§ **Texto de origem**:
═══

O governo que iniciou em 2011, formou um déficit orçamentário próximo a meio bilhão de reais, reduzindo o superávit primário para menos de R$ 1,5 bilhão. Enquanto a receita corrente líquida (receita que efetivamente pertence ao Estado) cresceu 1,4% (real), enquanto a maior despesa, a com pessoal, cresceu 5,3% (real). Isso explica em grande parte o déficit orçamentário verificado.
O maior problema para os anos seguintes será o crescimento da despesa com pessoal, tendo em vista a pressão das corporações, animadas que foram pelas promessas de campanha, e o aumento da despesa com saúde, em decorrência da regulamentação da Emenda 29/2000, que, na prática, comprometerá 15 ou 16% da receita líquida de impostos e transferências, pela impossibilidade de incluir itens antes considerados.
Mesmo que a vinculação total com saúde não seja executada, deverá constar como dotação nos orçamentos, que voltarão a ser deficitários, devendo contar com o retorno das receitas fictícias para seu fechamento.

═══

§ **Linhas de dados**:

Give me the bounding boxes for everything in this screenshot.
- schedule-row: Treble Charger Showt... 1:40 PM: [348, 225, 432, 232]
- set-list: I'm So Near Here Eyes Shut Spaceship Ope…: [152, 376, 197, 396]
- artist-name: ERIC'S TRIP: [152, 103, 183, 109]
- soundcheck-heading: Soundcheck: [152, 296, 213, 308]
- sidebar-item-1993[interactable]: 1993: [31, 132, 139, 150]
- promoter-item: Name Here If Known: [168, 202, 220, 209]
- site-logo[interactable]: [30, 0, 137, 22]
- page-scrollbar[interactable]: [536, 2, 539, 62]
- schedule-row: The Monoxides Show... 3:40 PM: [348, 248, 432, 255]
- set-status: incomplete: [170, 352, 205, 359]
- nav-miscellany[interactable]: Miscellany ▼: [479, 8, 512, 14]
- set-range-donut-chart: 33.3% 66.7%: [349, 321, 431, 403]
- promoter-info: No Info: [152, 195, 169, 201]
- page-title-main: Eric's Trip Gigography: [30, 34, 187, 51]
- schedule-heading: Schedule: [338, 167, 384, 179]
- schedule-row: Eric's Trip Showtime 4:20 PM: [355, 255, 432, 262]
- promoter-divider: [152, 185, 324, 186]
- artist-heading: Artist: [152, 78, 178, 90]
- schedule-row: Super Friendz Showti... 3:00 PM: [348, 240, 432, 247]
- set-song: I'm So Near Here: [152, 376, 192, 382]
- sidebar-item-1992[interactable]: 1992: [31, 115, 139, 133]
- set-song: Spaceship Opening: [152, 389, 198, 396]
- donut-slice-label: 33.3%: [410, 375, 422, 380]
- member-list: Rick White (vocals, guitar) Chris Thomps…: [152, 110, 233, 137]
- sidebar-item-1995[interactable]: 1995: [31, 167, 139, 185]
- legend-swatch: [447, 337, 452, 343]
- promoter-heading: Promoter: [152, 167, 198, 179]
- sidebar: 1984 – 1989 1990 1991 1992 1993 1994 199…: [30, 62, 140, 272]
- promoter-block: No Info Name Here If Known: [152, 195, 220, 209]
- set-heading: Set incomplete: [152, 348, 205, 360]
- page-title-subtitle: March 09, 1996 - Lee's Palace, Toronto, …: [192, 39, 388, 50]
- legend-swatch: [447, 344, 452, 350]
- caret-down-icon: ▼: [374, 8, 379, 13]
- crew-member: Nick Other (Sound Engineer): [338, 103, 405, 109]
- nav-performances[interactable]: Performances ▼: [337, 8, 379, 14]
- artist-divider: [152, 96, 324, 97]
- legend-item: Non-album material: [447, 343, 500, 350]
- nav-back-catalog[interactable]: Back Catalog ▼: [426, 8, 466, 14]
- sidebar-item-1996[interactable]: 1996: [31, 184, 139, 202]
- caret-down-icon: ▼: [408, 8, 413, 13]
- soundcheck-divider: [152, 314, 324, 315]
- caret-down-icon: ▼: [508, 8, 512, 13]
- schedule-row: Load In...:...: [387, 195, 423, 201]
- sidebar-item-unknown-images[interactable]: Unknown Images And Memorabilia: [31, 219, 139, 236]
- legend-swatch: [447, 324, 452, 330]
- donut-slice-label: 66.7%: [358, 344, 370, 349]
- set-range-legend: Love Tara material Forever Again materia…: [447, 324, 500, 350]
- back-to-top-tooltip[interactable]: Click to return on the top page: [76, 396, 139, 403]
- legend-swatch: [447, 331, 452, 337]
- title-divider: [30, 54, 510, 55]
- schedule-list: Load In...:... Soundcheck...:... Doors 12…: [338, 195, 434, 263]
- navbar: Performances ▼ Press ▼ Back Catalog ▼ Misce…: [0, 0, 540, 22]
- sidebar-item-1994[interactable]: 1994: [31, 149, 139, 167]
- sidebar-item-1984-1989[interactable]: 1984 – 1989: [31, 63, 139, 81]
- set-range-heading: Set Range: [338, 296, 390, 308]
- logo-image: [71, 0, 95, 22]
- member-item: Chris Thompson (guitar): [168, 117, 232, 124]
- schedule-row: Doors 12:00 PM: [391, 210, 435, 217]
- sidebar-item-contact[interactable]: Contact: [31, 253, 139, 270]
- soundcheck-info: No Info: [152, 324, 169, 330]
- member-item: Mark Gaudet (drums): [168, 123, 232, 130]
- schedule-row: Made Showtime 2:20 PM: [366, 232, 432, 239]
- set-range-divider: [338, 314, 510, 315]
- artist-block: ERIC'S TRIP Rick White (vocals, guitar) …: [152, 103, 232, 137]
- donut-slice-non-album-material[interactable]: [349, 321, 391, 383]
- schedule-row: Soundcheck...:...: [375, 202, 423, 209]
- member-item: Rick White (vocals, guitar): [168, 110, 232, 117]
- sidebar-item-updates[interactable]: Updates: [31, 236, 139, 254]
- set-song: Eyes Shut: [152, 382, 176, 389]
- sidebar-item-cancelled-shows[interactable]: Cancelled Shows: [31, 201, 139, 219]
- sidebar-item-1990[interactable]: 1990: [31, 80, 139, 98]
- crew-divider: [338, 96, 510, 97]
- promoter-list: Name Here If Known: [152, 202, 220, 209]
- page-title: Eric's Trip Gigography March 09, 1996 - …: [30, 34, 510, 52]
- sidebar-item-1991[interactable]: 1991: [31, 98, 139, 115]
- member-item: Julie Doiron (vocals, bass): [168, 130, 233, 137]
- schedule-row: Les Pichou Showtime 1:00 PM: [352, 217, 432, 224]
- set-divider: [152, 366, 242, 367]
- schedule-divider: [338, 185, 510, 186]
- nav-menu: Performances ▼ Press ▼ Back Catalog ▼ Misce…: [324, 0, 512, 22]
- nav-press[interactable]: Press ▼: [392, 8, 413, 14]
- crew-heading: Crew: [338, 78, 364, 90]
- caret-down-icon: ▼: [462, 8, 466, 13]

═══

§ **O que fazer**:
(a) Reescreva o trecho do texto sobre as contas do Estado que começa em "Mesmo que a" e termina em "para seu fechamento.", trocando "dotação" por "previsão".
(b) Dê a continuação do texto sobre as contas do Estado depois da última frase mostrada.

§ **Respostas por tarefa**:
(a)
Mesmo que a vinculação total com saúde não seja executada, deverá constar como previsão nos orçamentos, que voltarão a ser deficitários, devendo contar com o retorno das receitas fictícias para seu fechamento.

(b)
E entre as pressões referidas, a principal será a dos professores, que reivindicam o piso nacional que, sem mexer nos multiplicadores do plano, será impossível de cumpri-lo. O resultado disso será o crescimento do passivo trabalhista do Estado, que resultará em mais precatórios judiciais e, ainda, num enorme déficit orçamentário. Até 2014 poderá dobrar a dívida do Estado com precatórios judiciais, em decorrência desse fato.
O próximo governo receberá o Estado na ilegalidade e com grande déficit, com margem para investimentos negativa e com o limite de endividamento estourado, limite esse que havia ficado positivo a partir de 2008. E, ainda, com o principal crédito do Estado junto à União ( o da CEEE) já recebido e gasto.